### Extracted data
****************

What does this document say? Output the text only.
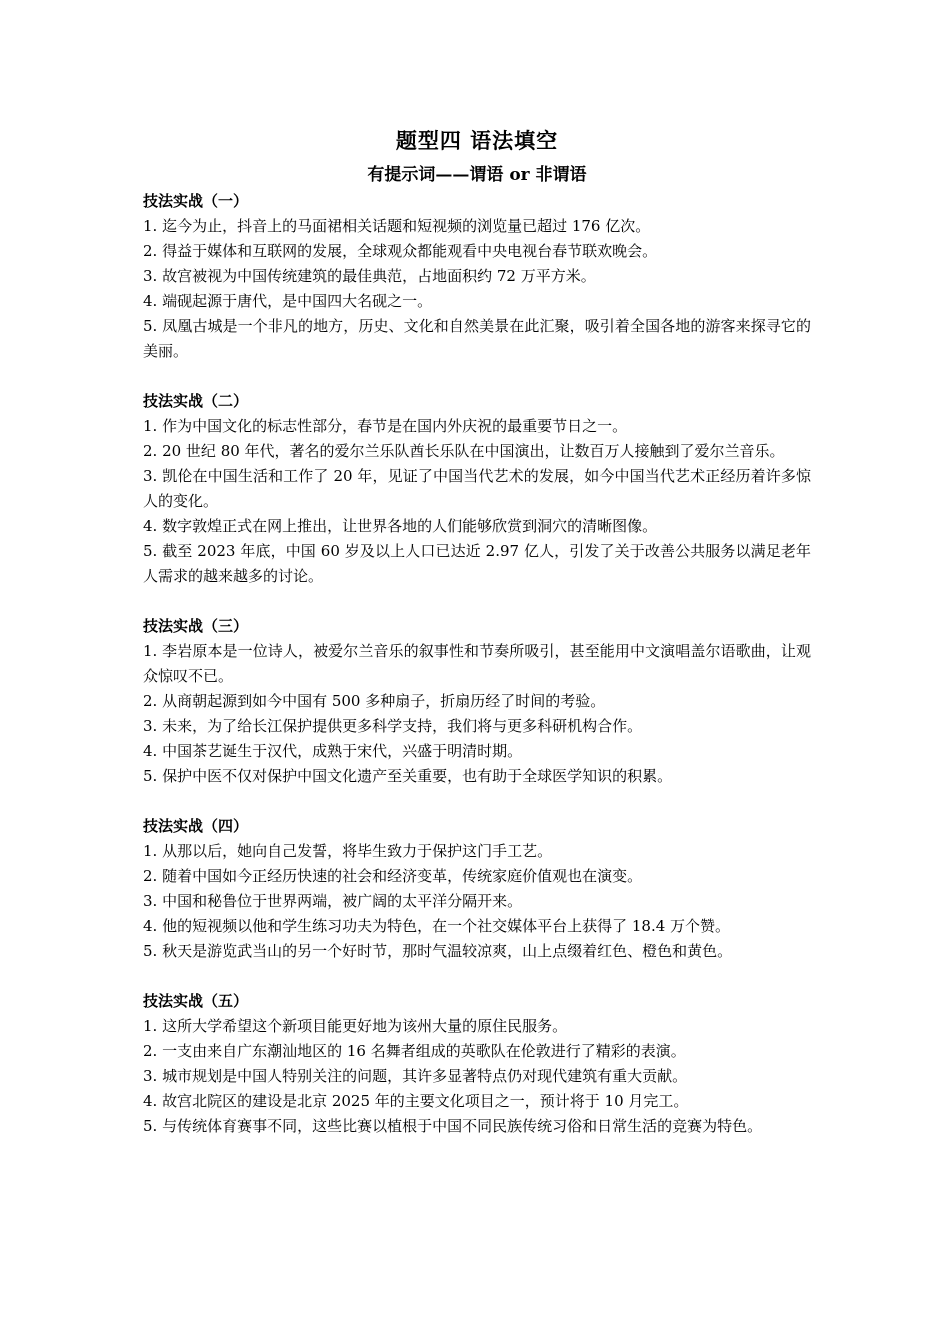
题型四 语法填空
有提示词——谓语 or 非谓语

技法实战（一）

1. 迄今为止，抖音上的马面裙相关话题和短视频的浏览量已超过 176 亿次。

2. 得益于媒体和互联网的发展，全球观众都能观看中央电视台春节联欢晚会。

3. 故宫被视为中国传统建筑的最佳典范，占地面积约 72 万平方米。

4. 端砚起源于唐代，是中国四大名砚之一。

5. 凤凰古城是一个非凡的地方，历史、文化和自然美景在此汇聚，吸引着全国各地的游客来探寻它的美丽。

技法实战（二）

1. 作为中国文化的标志性部分，春节是在国内外庆祝的最重要节日之一。

2. 20 世纪 80 年代，著名的爱尔兰乐队酋长乐队在中国演出，让数百万人接触到了爱尔兰音乐。

3. 凯伦在中国生活和工作了 20 年，见证了中国当代艺术的发展，如今中国当代艺术正经历着许多惊人的变化。

4. 数字敦煌正式在网上推出，让世界各地的人们能够欣赏到洞穴的清晰图像。

5. 截至 2023 年底，中国 60 岁及以上人口已达近 2.97 亿人，引发了关于改善公共服务以满足老年人需求的越来越多的讨论。

技法实战（三）

1. 李岩原本是一位诗人，被爱尔兰音乐的叙事性和节奏所吸引，甚至能用中文演唱盖尔语歌曲，让观众惊叹不已。

2. 从商朝起源到如今中国有 500 多种扇子，折扇历经了时间的考验。

3. 未来，为了给长江保护提供更多科学支持，我们将与更多科研机构合作。

4. 中国茶艺诞生于汉代，成熟于宋代，兴盛于明清时期。

5. 保护中医不仅对保护中国文化遗产至关重要，也有助于全球医学知识的积累。

技法实战（四）

1. 从那以后，她向自己发誓，将毕生致力于保护这门手工艺。

2. 随着中国如今正经历快速的社会和经济变革，传统家庭价值观也在演变。

3. 中国和秘鲁位于世界两端，被广阔的太平洋分隔开来。

4. 他的短视频以他和学生练习功夫为特色，在一个社交媒体平台上获得了 18.4 万个赞。

5. 秋天是游览武当山的另一个好时节，那时气温较凉爽，山上点缀着红色、橙色和黄色。

技法实战（五）

1. 这所大学希望这个新项目能更好地为该州大量的原住民服务。

2. 一支由来自广东潮汕地区的 16 名舞者组成的英歌队在伦敦进行了精彩的表演。

3. 城市规划是中国人特别关注的问题，其许多显著特点仍对现代建筑有重大贡献。

4. 故宫北院区的建设是北京 2025 年的主要文化项目之一，预计将于 10 月完工。

5. 与传统体育赛事不同，这些比赛以植根于中国不同民族传统习俗和日常生活的竞赛为特色。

****************

### Stated exercise
Each record above is to be restated exactly, with its pictures removed from the copy.

### Answer to the problem
What does this document say? Output the text only.
题型四 语法填空
有提示词——谓语 or 非谓语

技法实战（一）

1. 迄今为止，抖音上的马面裙相关话题和短视频的浏览量已超过 176 亿次。

2. 得益于媒体和互联网的发展，全球观众都能观看中央电视台春节联欢晚会。

3. 故宫被视为中国传统建筑的最佳典范，占地面积约 72 万平方米。

4. 端砚起源于唐代，是中国四大名砚之一。

5. 凤凰古城是一个非凡的地方，历史、文化和自然美景在此汇聚，吸引着全国各地的游客来探寻它的美丽。

技法实战（二）

1. 作为中国文化的标志性部分，春节是在国内外庆祝的最重要节日之一。

2. 20 世纪 80 年代，著名的爱尔兰乐队酋长乐队在中国演出，让数百万人接触到了爱尔兰音乐。

3. 凯伦在中国生活和工作了 20 年，见证了中国当代艺术的发展，如今中国当代艺术正经历着许多惊人的变化。

4. 数字敦煌正式在网上推出，让世界各地的人们能够欣赏到洞穴的清晰图像。

5. 截至 2023 年底，中国 60 岁及以上人口已达近 2.97 亿人，引发了关于改善公共服务以满足老年人需求的越来越多的讨论。

技法实战（三）

1. 李岩原本是一位诗人，被爱尔兰音乐的叙事性和节奏所吸引，甚至能用中文演唱盖尔语歌曲，让观众惊叹不已。

2. 从商朝起源到如今中国有 500 多种扇子，折扇历经了时间的考验。

3. 未来，为了给长江保护提供更多科学支持，我们将与更多科研机构合作。

4. 中国茶艺诞生于汉代，成熟于宋代，兴盛于明清时期。

5. 保护中医不仅对保护中国文化遗产至关重要，也有助于全球医学知识的积累。

技法实战（四）

1. 从那以后，她向自己发誓，将毕生致力于保护这门手工艺。

2. 随着中国如今正经历快速的社会和经济变革，传统家庭价值观也在演变。

3. 中国和秘鲁位于世界两端，被广阔的太平洋分隔开来。

4. 他的短视频以他和学生练习功夫为特色，在一个社交媒体平台上获得了 18.4 万个赞。

5. 秋天是游览武当山的另一个好时节，那时气温较凉爽，山上点缀着红色、橙色和黄色。

技法实战（五）

1. 这所大学希望这个新项目能更好地为该州大量的原住民服务。

2. 一支由来自广东潮汕地区的 16 名舞者组成的英歌队在伦敦进行了精彩的表演。

3. 城市规划是中国人特别关注的问题，其许多显著特点仍对现代建筑有重大贡献。

4. 故宫北院区的建设是北京 2025 年的主要文化项目之一，预计将于 10 月完工。

5. 与传统体育赛事不同，这些比赛以植根于中国不同民族传统习俗和日常生活的竞赛为特色。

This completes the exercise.